The law of total expectation allows us to state, for any function $g(X,Y)$, that $$\mathbb{E}\big[g(X,Y)\big]=\mathbb{E}_Y\Big[\mathbb{E}\big[g(X,Y)\big|Y\big]\Big]=\mathbb{E}_X\Big[\mathbb{E}\big[g(X,Y)\big|X\big]\Big]$$

Consider now a function $g(X,Y)$ such that is linear in one of its variables, e.g. $Y$. Then, if $X$ and $Y$ are independent, thanks to linearity of expectation we can factor out the linear term in the inner conditional expectation, essentially "replacing a variable with its expectation" without worry.
────────────────
**WRITTEN PROBLEM 1**
Decide whether each statement agrees with the passage on the law of total expectation, and answer yes or no, quoting the deciding words of the passage. (a) The law of total expectation is stated for any function $g(X,Y)$. (b) The function considered must be linear in both of its variables. (c) Factoring out the linear term depends on $X$ and $Y$ being independent.
**WRITTEN PROBLEM 2**
Pick up the passage on the law of total expectation after its last sentence and carry it on.
The lines after this point have no connection to the passage on the law of total expectation.

**DATA SHOWN**
────────────────
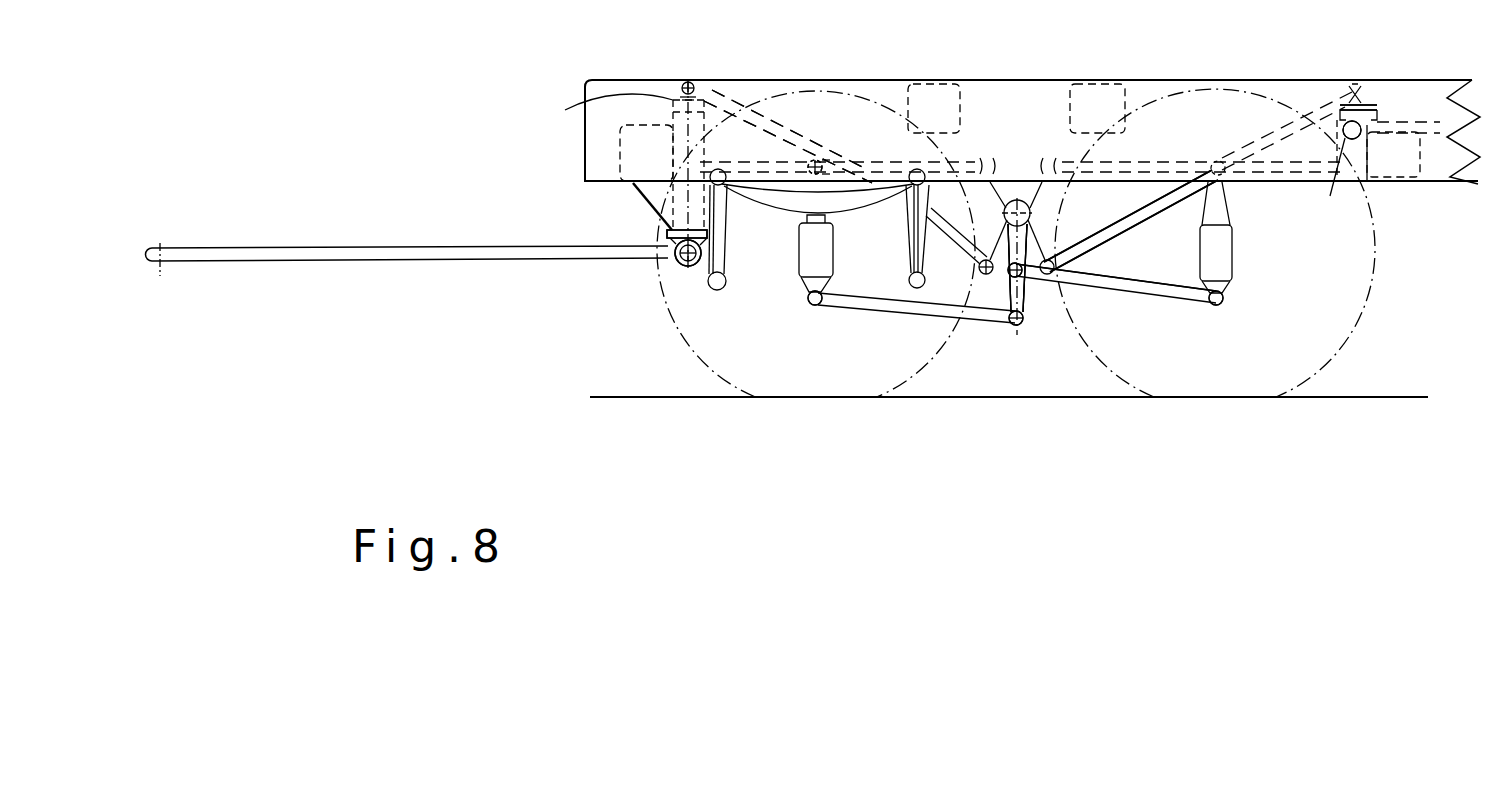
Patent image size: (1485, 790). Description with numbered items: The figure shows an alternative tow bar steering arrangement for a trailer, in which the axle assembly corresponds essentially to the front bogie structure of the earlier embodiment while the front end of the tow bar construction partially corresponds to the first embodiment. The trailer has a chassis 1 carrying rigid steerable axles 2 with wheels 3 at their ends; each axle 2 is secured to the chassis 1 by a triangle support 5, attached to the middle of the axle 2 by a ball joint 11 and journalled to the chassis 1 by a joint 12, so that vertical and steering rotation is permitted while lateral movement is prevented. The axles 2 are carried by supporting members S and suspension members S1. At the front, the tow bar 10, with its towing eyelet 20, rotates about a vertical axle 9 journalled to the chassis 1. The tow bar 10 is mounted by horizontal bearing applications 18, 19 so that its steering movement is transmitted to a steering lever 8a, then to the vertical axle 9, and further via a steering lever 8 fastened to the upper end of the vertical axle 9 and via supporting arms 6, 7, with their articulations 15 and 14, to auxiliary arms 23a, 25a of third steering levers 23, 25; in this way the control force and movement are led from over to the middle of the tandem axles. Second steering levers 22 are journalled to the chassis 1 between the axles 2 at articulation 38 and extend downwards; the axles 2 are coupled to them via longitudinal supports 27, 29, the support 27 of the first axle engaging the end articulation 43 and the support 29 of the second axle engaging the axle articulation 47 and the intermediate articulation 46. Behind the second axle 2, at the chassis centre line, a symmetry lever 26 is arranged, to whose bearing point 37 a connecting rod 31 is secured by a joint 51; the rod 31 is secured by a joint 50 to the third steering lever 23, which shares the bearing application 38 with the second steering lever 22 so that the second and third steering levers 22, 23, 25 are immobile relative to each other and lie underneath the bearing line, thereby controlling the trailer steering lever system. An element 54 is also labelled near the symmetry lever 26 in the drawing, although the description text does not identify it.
────────────────
**FINAL ANSWER 1**
(a) Yes: "for any function $g(X,Y)$"
(b) No: "linear in one of its variables, e.g. $Y$"
(c) Yes: "if $X$ and $Y$ are independent"

**FINAL ANSWER 2**
In the case of OP's question, we can write $g(a,B)=a^HBa$ where $B=bb^H$. Therefore, $a$ and $B$ are independent, and $g(a,B)$ is linear in $B$. Thus, applying the law of total expectation, $$\mathbb{E}\big[g(a,B)\big]=\mathbb{E}_a\Big[\mathbb{E}\big[g(a,B)|a\big]\Big]=\mathbb{E}_a\Big[\mathbb{E}\big[a^HBa|a\big]\Big]=\mathbb{E}_a\Big[a^H\mathbb{E}[B]a\Big]=\mathbb{E}_a\Big[a^H\mathbb{E}[bb^H]a\Big]$$

However, in general (e.g. dependent variables, or non-linear $g$), this is not true and we need to use the law of total expectation with the conditional expectation (and corresponding conditional distribution), instead of just replacing the expectation operator when convenient. Note that in my (short) answer above, I needed not check for linearity, as the proper application of law of total expectation and independence of $a,b$ yields the correct answer.